* _TASK DETAILS_
Review the material and extract every line in which the word "родитель" occurs.

== DATA LINES ==

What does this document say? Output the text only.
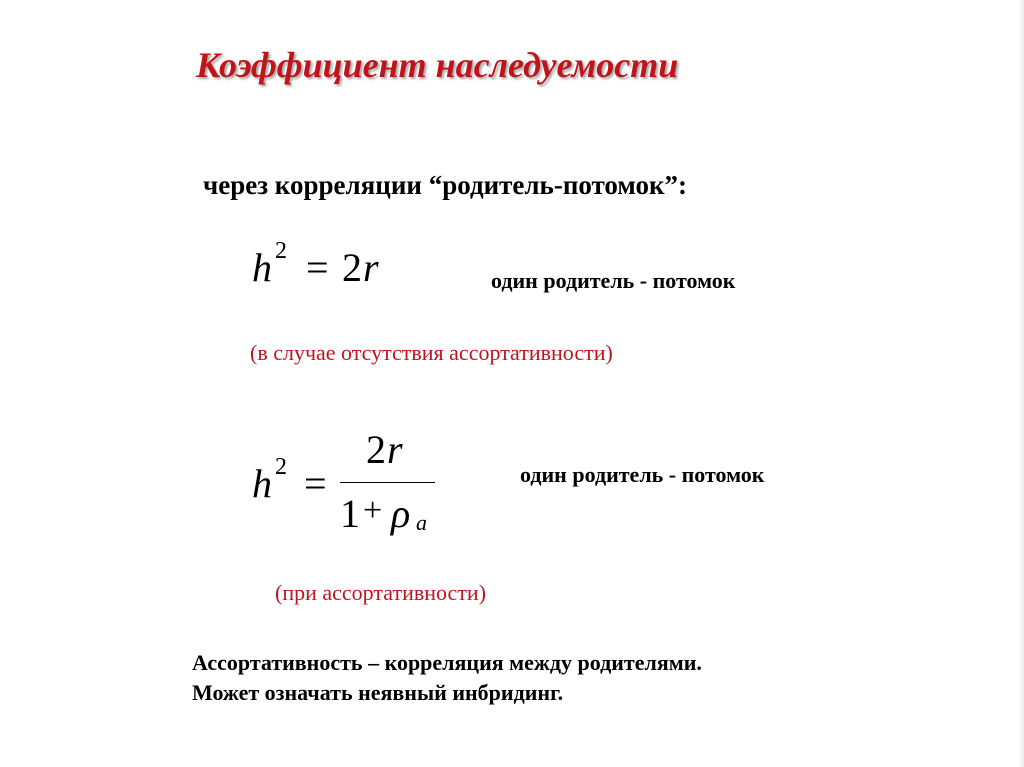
Коэффициент наследуемости
через корреляции “родитель-потомок”:
h 2 = 2 r	один родитель - потомок
(в случае отсутствия ассортативности)
h 2 =
2 r
1 + ρ a
один родитель - потомок
(при ассортативности)
Ассортативность – корреляция между родителями.
Может означать неявный инбридинг.
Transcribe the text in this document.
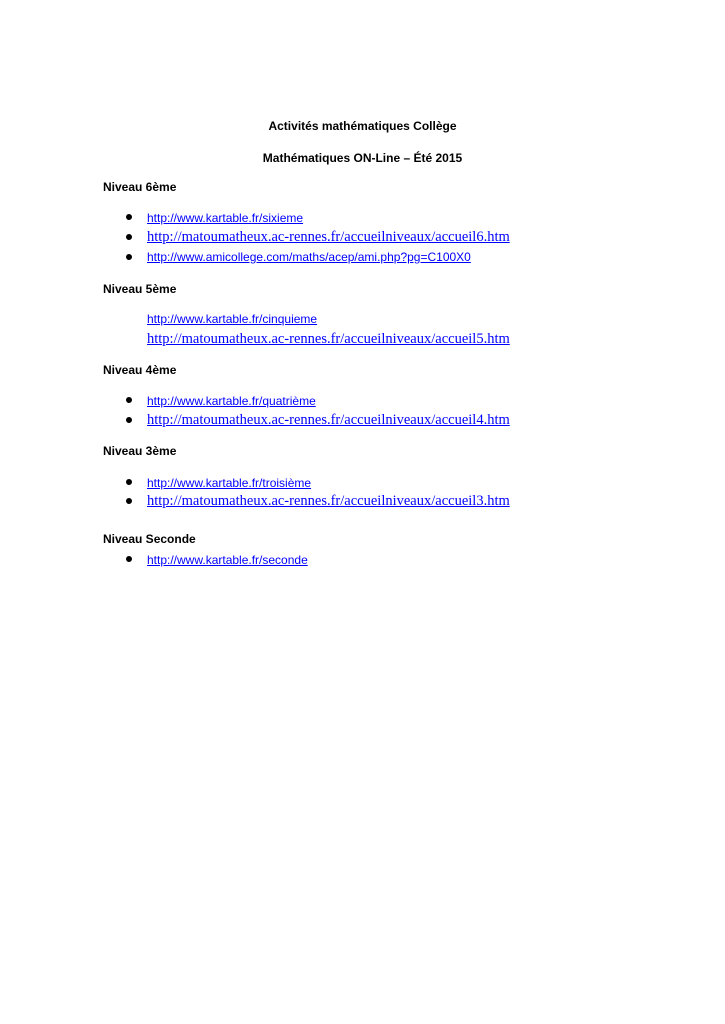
Activités mathématiques Collège
Mathématiques ON-Line – Été 2015
Niveau 6ème
http://www.kartable.fr/sixieme
http://matoumatheux.ac-rennes.fr/accueilniveaux/accueil6.htm
http://www.amicollege.com/maths/acep/ami.php?pg=C100X0
Niveau 5ème
http://www.kartable.fr/cinquieme
http://matoumatheux.ac-rennes.fr/accueilniveaux/accueil5.htm
Niveau 4ème
http://www.kartable.fr/quatrième
http://matoumatheux.ac-rennes.fr/accueilniveaux/accueil4.htm
Niveau 3ème
http://www.kartable.fr/troisième
http://matoumatheux.ac-rennes.fr/accueilniveaux/accueil3.htm
Niveau Seconde
http://www.kartable.fr/seconde
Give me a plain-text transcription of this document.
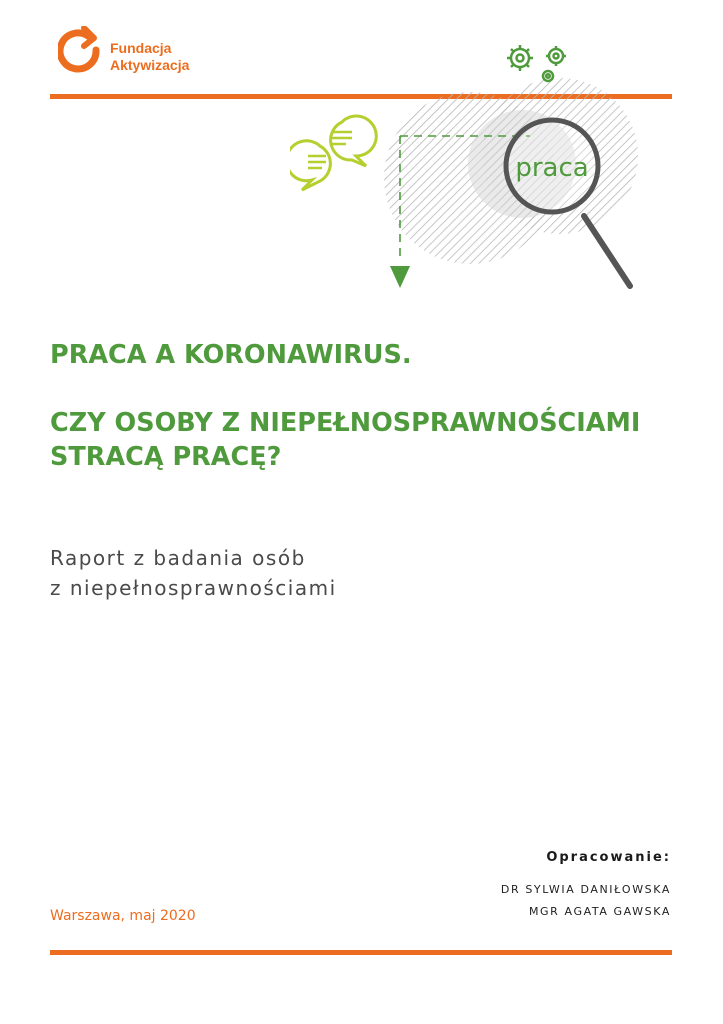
Fundacja
Aktywizacja
praca
PRACA A KORONAWIRUS.
CZY OSOBY Z NIEPEŁNOSPRAWNOŚCIAMI
STRACĄ PRACĘ?
Raport z badania osób
z niepełnosprawnościami
Opracowanie:
DR SYLWIA DANIŁOWSKA
MGR AGATA GAWSKA
Warszawa, maj 2020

===

* _TASK SOLUTION_
через корреляции “родитель-потомок”:
h 2 = 2 r	один родитель - потомок
один родитель - потомок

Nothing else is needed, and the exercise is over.